Text passage ::

- - - - -

First, import the client and initialize it with your API credentials.

In [None]:
import os
import mfid
from dotenv import load_dotenv
from pycrucible import CrucibleClient
from pycrucible.models import BaseDataset

# Load environment variables
load_dotenv()

# Initialize the client
api_url = 'https://crucible.lbl.gov/testapi'
api_key = os.environ.get("admin_apikey")  # or "admin_apikey" for admin access

client = CrucibleClient(api_url, api_key)

### 1. Searching for Datasets

Use `list_datasets()` to search for datasets with optional filters.

In [None]:
# List datasets 
datasets = client.list_datasets(limit=1000)
print(f"Found {len(datasets)} datasets")
print(f"\nFirst dataset: {datasets[0]['dataset_name']}")

In [None]:
datasets[0]

In [None]:
help(client.list_datasets)

#### Available Filters

You can filter datasets using various parameters:

In [None]:
# Filter by keyword
keyword_datasets = client.list_datasets(keyword='tem', limit=5)
print(f"Datasets with keyword 'tem': {len(keyword_datasets)}")

# Filter by instrument
instrument_datasets = client.list_datasets(instrument_name='titanx', limit=5)
print(f"Datasets from 'titanx' instrument: {len(instrument_datasets)}")

# Filter by owner ORCID
owner_datasets = client.list_datasets(owner_orcid='0009-0001-9493-2006', limit=5)
print(f"Datasets by owner: {len(owner_datasets)}")

# Combine multiple filters
filtered = client.list_datasets(keyword='tem', instrument_name='titanx', limit=5)
print(f"Datasets matching multiple filters: {len(filtered)}")

In [None]:
filtered[0]

In [None]:
# Search datasets by sample ID
sample_id = '0t3q9zq7enrhf0004dvevszkmm'  # Example sample ID
sample_datasets = client.list_datasets(sample_id=sample_id)
print(f"Datasets for sample {sample_id}: {len(sample_datasets)}")

In [None]:
# Search datasets by sample ID and filter
sample_id = '0t3q9zq7enrhf0004dvevszkmm'  # Example sample ID
sample_datasets = client.list_datasets(sample_id=sample_id, data_format = 'h5')
print(f"Datasets for sample {sample_id}: {len(sample_datasets)}")

### 2. Adding Datasets

There are two main ways to add datasets: from JSON metadata only, or with a file upload.

#### Option A: Add Dataset from JSON (metadata only)

In [None]:
my_dataset = BaseDataset(dataset_name='TEST3 - My New Dataset',
                         owner_orcid='0009-0001-9493-2006',
                         project_id='MFP08540',
                         instrument_name='titanx',
                         measurement='haadf',
                         public=False
                        )

example_scientific_metadata = {'voltage': '200kV', 'magnification': '50000x'}
example_keywords = ['tem', 'nanoparticles']

result = client.create_new_dataset(dataset = my_dataset,
                                   scientific_metadata=example_scientific_metadata,
                                   keywords=exampel_keywords
                                   )

- - - - -

Exercise objective :: In the text on the Crucible client, what are the two main ways to add datasets? Rely solely on the text about the Crucible client.

Data supplied ::

- - - - -

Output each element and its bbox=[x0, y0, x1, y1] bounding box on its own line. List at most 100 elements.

- - - - -

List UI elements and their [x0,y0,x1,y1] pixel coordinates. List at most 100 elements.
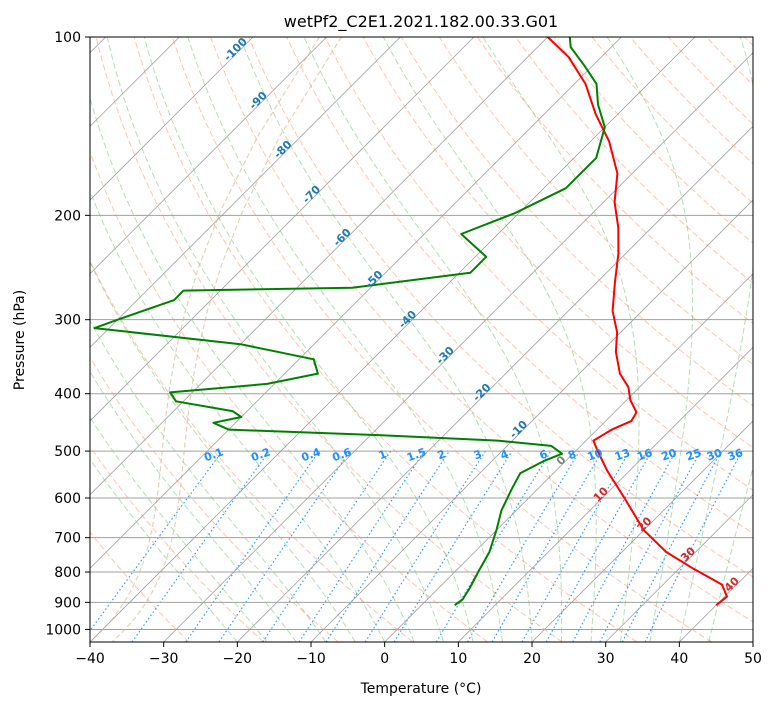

- - - - -

Exercise solution :: Datasets can be added from JSON metadata only or with a file upload.